* **RECORDS TO USE**:
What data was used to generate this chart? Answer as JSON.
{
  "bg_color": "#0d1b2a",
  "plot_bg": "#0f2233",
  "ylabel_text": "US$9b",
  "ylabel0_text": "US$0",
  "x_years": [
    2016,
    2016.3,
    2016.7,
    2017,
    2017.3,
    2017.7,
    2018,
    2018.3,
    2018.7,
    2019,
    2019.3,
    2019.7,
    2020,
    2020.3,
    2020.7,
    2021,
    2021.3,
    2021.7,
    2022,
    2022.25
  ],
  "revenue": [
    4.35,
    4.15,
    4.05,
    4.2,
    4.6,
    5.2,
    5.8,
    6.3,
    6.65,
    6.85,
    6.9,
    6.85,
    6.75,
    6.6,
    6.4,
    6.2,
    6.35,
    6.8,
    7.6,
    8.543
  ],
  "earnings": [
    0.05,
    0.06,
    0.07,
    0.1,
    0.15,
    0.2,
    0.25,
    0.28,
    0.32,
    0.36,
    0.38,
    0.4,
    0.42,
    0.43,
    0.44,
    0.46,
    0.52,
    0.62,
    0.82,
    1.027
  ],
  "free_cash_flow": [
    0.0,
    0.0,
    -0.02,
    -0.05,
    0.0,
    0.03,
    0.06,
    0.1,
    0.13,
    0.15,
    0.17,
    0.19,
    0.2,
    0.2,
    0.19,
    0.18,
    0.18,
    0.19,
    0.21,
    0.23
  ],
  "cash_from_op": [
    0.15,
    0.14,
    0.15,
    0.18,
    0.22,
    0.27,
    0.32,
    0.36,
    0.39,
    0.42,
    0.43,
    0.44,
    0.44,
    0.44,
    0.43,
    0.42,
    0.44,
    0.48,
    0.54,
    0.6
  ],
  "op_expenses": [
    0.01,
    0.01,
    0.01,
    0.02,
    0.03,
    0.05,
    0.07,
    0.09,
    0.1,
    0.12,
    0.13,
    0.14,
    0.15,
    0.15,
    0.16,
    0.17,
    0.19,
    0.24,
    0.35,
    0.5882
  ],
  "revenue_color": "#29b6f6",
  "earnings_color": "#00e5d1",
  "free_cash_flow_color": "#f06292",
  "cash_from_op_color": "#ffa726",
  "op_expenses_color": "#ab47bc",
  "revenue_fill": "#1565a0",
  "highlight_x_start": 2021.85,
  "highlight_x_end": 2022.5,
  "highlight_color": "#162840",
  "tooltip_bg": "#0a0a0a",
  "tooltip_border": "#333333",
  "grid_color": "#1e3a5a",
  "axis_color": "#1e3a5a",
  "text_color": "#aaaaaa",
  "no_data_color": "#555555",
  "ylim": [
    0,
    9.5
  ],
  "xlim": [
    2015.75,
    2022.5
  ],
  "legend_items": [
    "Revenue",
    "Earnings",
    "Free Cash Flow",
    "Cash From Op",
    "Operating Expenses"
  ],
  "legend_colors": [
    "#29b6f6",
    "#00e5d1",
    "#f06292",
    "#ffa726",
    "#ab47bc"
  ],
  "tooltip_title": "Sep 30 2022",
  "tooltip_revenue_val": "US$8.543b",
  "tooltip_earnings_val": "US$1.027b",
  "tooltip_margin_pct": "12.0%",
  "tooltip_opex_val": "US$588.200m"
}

* **EXERCISE**: Please repeat the listing above in full and exactly.

* **REPLY**:
What data was used to generate this chart? Answer as JSON.
{
  "bg_color": "#0d1b2a",
  "plot_bg": "#0f2233",
  "ylabel_text": "US$9b",
  "ylabel0_text": "US$0",
  "x_years": [
    2016,
    2016.3,
    2016.7,
    2017,
    2017.3,
    2017.7,
    2018,
    2018.3,
    2018.7,
    2019,
    2019.3,
    2019.7,
    2020,
    2020.3,
    2020.7,
    2021,
    2021.3,
    2021.7,
    2022,
    2022.25
  ],
  "revenue": [
    4.35,
    4.15,
    4.05,
    4.2,
    4.6,
    5.2,
    5.8,
    6.3,
    6.65,
    6.85,
    6.9,
    6.85,
    6.75,
    6.6,
    6.4,
    6.2,
    6.35,
    6.8,
    7.6,
    8.543
  ],
  "earnings": [
    0.05,
    0.06,
    0.07,
    0.1,
    0.15,
    0.2,
    0.25,
    0.28,
    0.32,
    0.36,
    0.38,
    0.4,
    0.42,
    0.43,
    0.44,
    0.46,
    0.52,
    0.62,
    0.82,
    1.027
  ],
  "free_cash_flow": [
    0.0,
    0.0,
    -0.02,
    -0.05,
    0.0,
    0.03,
    0.06,
    0.1,
    0.13,
    0.15,
    0.17,
    0.19,
    0.2,
    0.2,
    0.19,
    0.18,
    0.18,
    0.19,
    0.21,
    0.23
  ],
  "cash_from_op": [
    0.15,
    0.14,
    0.15,
    0.18,
    0.22,
    0.27,
    0.32,
    0.36,
    0.39,
    0.42,
    0.43,
    0.44,
    0.44,
    0.44,
    0.43,
    0.42,
    0.44,
    0.48,
    0.54,
    0.6
  ],
  "op_expenses": [
    0.01,
    0.01,
    0.01,
    0.02,
    0.03,
    0.05,
    0.07,
    0.09,
    0.1,
    0.12,
    0.13,
    0.14,
    0.15,
    0.15,
    0.16,
    0.17,
    0.19,
    0.24,
    0.35,
    0.5882
  ],
  "revenue_color": "#29b6f6",
  "earnings_color": "#00e5d1",
  "free_cash_flow_color": "#f06292",
  "cash_from_op_color": "#ffa726",
  "op_expenses_color": "#ab47bc",
  "revenue_fill": "#1565a0",
  "highlight_x_start": 2021.85,
  "highlight_x_end": 2022.5,
  "highlight_color": "#162840",
  "tooltip_bg": "#0a0a0a",
  "tooltip_border": "#333333",
  "grid_color": "#1e3a5a",
  "axis_color": "#1e3a5a",
  "text_color": "#aaaaaa",
  "no_data_color": "#555555",
  "ylim": [
    0,
    9.5
  ],
  "xlim": [
    2015.75,
    2022.5
  ],
  "legend_items": [
    "Revenue",
    "Earnings",
    "Free Cash Flow",
    "Cash From Op",
    "Operating Expenses"
  ],
  "legend_colors": [
    "#29b6f6",
    "#00e5d1",
    "#f06292",
    "#ffa726",
    "#ab47bc"
  ],
  "tooltip_title": "Sep 30 2022",
  "tooltip_revenue_val": "US$8.543b",
  "tooltip_earnings_val": "US$1.027b",
  "tooltip_margin_pct": "12.0%",
  "tooltip_opex_val": "US$588.200m"
}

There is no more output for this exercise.